▶ **TASK OBJECTIVE**
Print every line of the listing exactly, please.

▶ **EXCERPTED DATA**

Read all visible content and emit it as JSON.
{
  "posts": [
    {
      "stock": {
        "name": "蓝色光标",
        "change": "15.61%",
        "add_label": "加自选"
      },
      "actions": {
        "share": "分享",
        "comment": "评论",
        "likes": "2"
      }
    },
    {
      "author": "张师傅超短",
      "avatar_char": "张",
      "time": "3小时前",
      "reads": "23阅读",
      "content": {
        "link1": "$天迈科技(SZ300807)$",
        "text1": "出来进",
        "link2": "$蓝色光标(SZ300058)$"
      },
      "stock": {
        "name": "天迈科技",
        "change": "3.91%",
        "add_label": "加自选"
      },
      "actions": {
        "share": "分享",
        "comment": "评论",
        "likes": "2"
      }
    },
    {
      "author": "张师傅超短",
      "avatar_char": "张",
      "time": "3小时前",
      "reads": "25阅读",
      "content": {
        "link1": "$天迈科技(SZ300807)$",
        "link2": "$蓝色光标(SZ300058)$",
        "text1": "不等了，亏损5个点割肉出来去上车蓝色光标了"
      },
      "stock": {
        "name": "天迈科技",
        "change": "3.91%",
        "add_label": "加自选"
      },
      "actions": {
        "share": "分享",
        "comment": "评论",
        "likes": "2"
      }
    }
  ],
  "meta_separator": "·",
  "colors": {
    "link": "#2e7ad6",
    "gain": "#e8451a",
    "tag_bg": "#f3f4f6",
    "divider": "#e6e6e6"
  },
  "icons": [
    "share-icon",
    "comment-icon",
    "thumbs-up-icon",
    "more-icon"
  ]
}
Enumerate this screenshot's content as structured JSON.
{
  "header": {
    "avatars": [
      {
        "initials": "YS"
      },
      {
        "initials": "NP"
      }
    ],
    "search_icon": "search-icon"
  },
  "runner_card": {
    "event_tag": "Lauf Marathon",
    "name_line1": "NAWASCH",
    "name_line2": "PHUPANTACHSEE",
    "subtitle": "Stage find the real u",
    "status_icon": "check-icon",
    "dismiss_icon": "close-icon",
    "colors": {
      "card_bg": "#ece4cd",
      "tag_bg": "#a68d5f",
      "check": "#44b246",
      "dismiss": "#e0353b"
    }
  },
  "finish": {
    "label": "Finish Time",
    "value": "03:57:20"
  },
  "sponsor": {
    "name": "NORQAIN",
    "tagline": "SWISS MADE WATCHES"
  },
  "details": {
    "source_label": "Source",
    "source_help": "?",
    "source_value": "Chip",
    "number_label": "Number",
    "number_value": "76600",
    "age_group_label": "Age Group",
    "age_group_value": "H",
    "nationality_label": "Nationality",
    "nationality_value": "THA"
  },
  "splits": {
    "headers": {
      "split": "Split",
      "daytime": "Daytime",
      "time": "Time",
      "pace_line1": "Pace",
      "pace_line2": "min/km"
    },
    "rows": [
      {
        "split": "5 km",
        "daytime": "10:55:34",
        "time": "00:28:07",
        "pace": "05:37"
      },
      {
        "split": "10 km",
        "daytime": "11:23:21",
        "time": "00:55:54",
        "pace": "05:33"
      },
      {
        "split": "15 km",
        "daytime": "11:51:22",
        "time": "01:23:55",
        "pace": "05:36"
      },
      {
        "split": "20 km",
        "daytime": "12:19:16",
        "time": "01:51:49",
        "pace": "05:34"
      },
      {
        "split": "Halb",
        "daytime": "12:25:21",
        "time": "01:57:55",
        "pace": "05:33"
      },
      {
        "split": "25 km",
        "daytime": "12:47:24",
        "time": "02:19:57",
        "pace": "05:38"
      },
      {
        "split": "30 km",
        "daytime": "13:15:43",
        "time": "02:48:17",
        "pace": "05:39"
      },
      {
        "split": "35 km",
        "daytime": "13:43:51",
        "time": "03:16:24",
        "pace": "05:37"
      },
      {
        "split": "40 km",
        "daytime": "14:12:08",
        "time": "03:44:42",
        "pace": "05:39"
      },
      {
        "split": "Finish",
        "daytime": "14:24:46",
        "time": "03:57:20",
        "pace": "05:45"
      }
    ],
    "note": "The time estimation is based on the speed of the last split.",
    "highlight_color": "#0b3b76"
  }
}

▶ **EXERCISE SOLUTION**
Read all visible content and emit it as JSON.
{
  "posts": [
    {
      "stock": {
        "name": "蓝色光标",
        "change": "15.61%",
        "add_label": "加自选"
      },
      "actions": {
        "share": "分享",
        "comment": "评论",
        "likes": "2"
      }
    },
    {
      "author": "张师傅超短",
      "avatar_char": "张",
      "time": "3小时前",
      "reads": "23阅读",
      "content": {
        "link1": "$天迈科技(SZ300807)$",
        "text1": "出来进",
        "link2": "$蓝色光标(SZ300058)$"
      },
      "stock": {
        "name": "天迈科技",
        "change": "3.91%",
        "add_label": "加自选"
      },
      "actions": {
        "share": "分享",
        "comment": "评论",
        "likes": "2"
      }
    },
    {
      "author": "张师傅超短",
      "avatar_char": "张",
      "time": "3小时前",
      "reads": "25阅读",
      "content": {
        "link1": "$天迈科技(SZ300807)$",
        "link2": "$蓝色光标(SZ300058)$",
        "text1": "不等了，亏损5个点割肉出来去上车蓝色光标了"
      },
      "stock": {
        "name": "天迈科技",
        "change": "3.91%",
        "add_label": "加自选"
      },
      "actions": {
        "share": "分享",
        "comment": "评论",
        "likes": "2"
      }
    }
  ],
  "meta_separator": "·",
  "colors": {
    "link": "#2e7ad6",
    "gain": "#e8451a",
    "tag_bg": "#f3f4f6",
    "divider": "#e6e6e6"
  },
  "icons": [
    "share-icon",
    "comment-icon",
    "thumbs-up-icon",
    "more-icon"
  ]
}
Enumerate this screenshot's content as structured JSON.
{
  "header": {
    "avatars": [
      {
        "initials": "YS"
      },
      {
        "initials": "NP"
      }
    ],
    "search_icon": "search-icon"
  },
  "runner_card": {
    "event_tag": "Lauf Marathon",
    "name_line1": "NAWASCH",
    "name_line2": "PHUPANTACHSEE",
    "subtitle": "Stage find the real u",
    "status_icon": "check-icon",
    "dismiss_icon": "close-icon",
    "colors": {
      "card_bg": "#ece4cd",
      "tag_bg": "#a68d5f",
      "check": "#44b246",
      "dismiss": "#e0353b"
    }
  },
  "finish": {
    "label": "Finish Time",
    "value": "03:57:20"
  },
  "sponsor": {
    "name": "NORQAIN",
    "tagline": "SWISS MADE WATCHES"
  },
  "details": {
    "source_label": "Source",
    "source_help": "?",
    "source_value": "Chip",
    "number_label": "Number",
    "number_value": "76600",
    "age_group_label": "Age Group",
    "age_group_value": "H",
    "nationality_label": "Nationality",
    "nationality_value": "THA"
  },
  "splits": {
    "headers": {
      "split": "Split",
      "daytime": "Daytime",
      "time": "Time",
      "pace_line1": "Pace",
      "pace_line2": "min/km"
    },
    "rows": [
      {
        "split": "5 km",
        "daytime": "10:55:34",
        "time": "00:28:07",
        "pace": "05:37"
      },
      {
        "split": "10 km",
        "daytime": "11:23:21",
        "time": "00:55:54",
        "pace": "05:33"
      },
      {
        "split": "15 km",
        "daytime": "11:51:22",
        "time": "01:23:55",
        "pace": "05:36"
      },
      {
        "split": "20 km",
        "daytime": "12:19:16",
        "time": "01:51:49",
        "pace": "05:34"
      },
      {
        "split": "Halb",
        "daytime": "12:25:21",
        "time": "01:57:55",
        "pace": "05:33"
      },
      {
        "split": "25 km",
        "daytime": "12:47:24",
        "time": "02:19:57",
        "pace": "05:38"
      },
      {
        "split": "30 km",
        "daytime": "13:15:43",
        "time": "02:48:17",
        "pace": "05:39"
      },
      {
        "split": "35 km",
        "daytime": "13:43:51",
        "time": "03:16:24",
        "pace": "05:37"
      },
      {
        "split": "40 km",
        "daytime": "14:12:08",
        "time": "03:44:42",
        "pace": "05:39"
      },
      {
        "split": "Finish",
        "daytime": "14:24:46",
        "time": "03:57:20",
        "pace": "05:45"
      }
    ],
    "note": "The time estimation is based on the speed of the last split.",
    "highlight_color": "#0b3b76"
  }
}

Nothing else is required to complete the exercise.